[Stated goal] Read the listing below and copy out every line that holds "while".

[Stored records]
▼

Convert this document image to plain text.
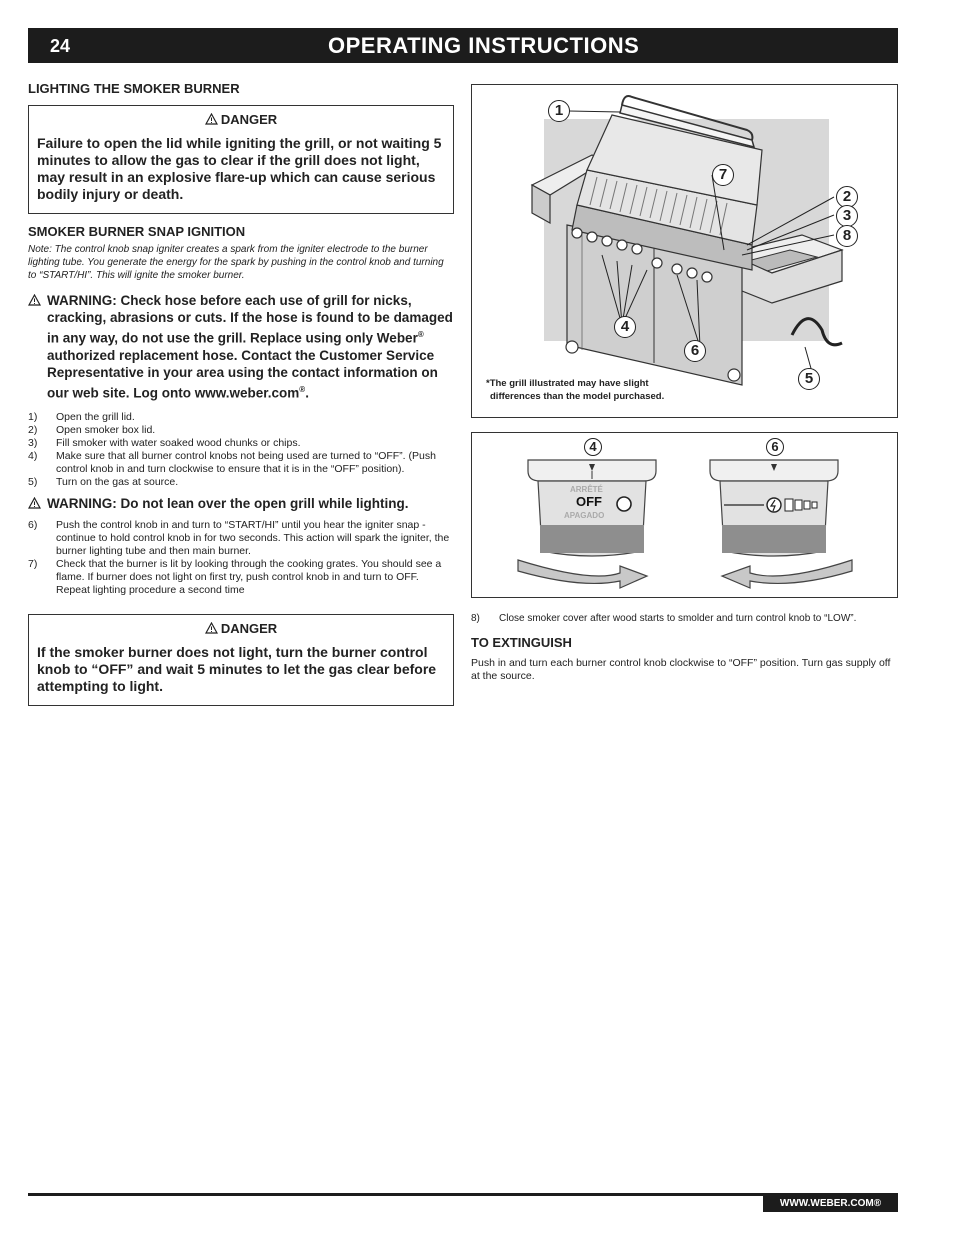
24	OPERATING INSTRUCTIONS
LIGHTING THE SMOKER BURNER
DANGER
Failure to open the lid while igniting the grill, or not waiting 5 minutes to allow the gas to clear if the grill does not light, may result in an explosive flare-up which can cause serious bodily injury or death.
SMOKER BURNER SNAP IGNITION

Note: The control knob snap igniter creates a spark from the igniter electrode to the burner lighting tube. You generate the energy for the spark by pushing in the control knob and turning to “START/HI”. This will ignite the smoker burner.

WARNING: Check hose before each use of grill for nicks, cracking, abrasions or cuts. If the hose is found to be damaged in any way, do not use the grill. Replace using only Weber® authorized replacement hose. Contact the Customer Service Representative in your area using the contact information on our web site. Log onto www.weber.com®.
1) Open the grill lid.
2) Open smoker box lid.
3) Fill smoker with water soaked wood chunks or chips.
4) Make sure that all burner control knobs not being used are turned to “OFF”. (Push control knob in and turn clockwise to ensure that it is in the “OFF” position).
5) Turn on the gas at source.
WARNING: Do not lean over the open grill while lighting.
6) Push the control knob in and turn to “START/HI” until you hear the igniter snap - continue to hold control knob in for two seconds. This action will spark the igniter, the burner lighting tube and then main burner.
7) Check that the burner is lit by looking through the cooking grates. You should see a flame. If burner does not light on first try, push control knob in and turn to OFF. Repeat lighting procedure a second time
DANGER
If the smoker burner does not light, turn the burner control knob to “OFF” and wait 5 minutes to let the gas clear before attempting to light.
1
7
2
3
8
4
6
5
*The grill illustrated may have slight
differences than the model purchased.
4	6
ARRÊTÉ
OFF
APAGADO
8) Close smoker cover after wood starts to smolder and turn control knob to “LOW”.
TO EXTINGUISH

Push in and turn each burner control knob clockwise to “OFF” position. Turn gas supply off at the source.

WWW.WEBER.COM®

▲

[Exercise solution]
Failure to open the lid while igniting the grill, or not waiting 5 minutes to allow the gas to clear if the grill does not light, may result in an explosive flare-up which can cause serious bodily injury or death.
WARNING: Do not lean over the open grill while lighting.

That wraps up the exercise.